→ **WHAT YOU ARE ASKED TO DO**:
Read the listing below and copy out every line that holds "title".

++++ GIVEN INFORMATION ++++

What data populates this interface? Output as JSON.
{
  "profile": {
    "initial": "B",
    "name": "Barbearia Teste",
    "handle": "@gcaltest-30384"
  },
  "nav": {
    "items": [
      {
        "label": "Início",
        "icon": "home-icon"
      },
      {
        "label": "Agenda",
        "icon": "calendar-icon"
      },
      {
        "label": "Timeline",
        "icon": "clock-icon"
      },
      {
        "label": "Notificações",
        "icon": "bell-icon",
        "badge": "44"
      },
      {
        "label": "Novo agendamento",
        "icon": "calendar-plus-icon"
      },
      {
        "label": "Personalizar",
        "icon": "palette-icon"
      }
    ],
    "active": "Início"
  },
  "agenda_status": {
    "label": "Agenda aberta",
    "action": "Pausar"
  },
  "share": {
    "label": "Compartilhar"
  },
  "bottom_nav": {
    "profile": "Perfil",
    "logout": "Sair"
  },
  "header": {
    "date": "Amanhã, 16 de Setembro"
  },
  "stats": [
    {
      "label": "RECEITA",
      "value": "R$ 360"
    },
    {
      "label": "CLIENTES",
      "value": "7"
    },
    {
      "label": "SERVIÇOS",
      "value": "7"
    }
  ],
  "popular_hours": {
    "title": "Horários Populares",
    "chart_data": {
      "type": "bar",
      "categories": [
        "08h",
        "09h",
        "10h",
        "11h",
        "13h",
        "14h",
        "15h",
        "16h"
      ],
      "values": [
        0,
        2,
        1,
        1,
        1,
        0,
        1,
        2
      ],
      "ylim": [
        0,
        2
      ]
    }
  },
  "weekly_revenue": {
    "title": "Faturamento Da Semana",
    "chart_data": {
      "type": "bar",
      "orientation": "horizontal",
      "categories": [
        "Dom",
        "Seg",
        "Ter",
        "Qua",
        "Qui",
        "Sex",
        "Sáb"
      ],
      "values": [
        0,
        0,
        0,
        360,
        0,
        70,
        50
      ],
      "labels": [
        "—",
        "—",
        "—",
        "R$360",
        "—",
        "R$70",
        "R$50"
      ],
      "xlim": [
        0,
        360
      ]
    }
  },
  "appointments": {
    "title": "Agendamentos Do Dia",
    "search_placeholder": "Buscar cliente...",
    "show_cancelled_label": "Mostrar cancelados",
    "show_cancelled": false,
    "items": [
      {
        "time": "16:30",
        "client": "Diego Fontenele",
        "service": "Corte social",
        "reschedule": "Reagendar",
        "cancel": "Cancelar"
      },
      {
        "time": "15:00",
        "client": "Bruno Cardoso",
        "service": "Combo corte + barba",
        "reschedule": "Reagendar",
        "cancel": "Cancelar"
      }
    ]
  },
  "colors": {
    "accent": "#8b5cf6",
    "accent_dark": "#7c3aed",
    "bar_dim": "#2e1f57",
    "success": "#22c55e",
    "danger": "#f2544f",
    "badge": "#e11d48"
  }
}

++++

→ **THE OUTPUT**:
    "title": "Horários Populares",
    "title": "Faturamento Da Semana",
    "title": "Agendamentos Do Dia",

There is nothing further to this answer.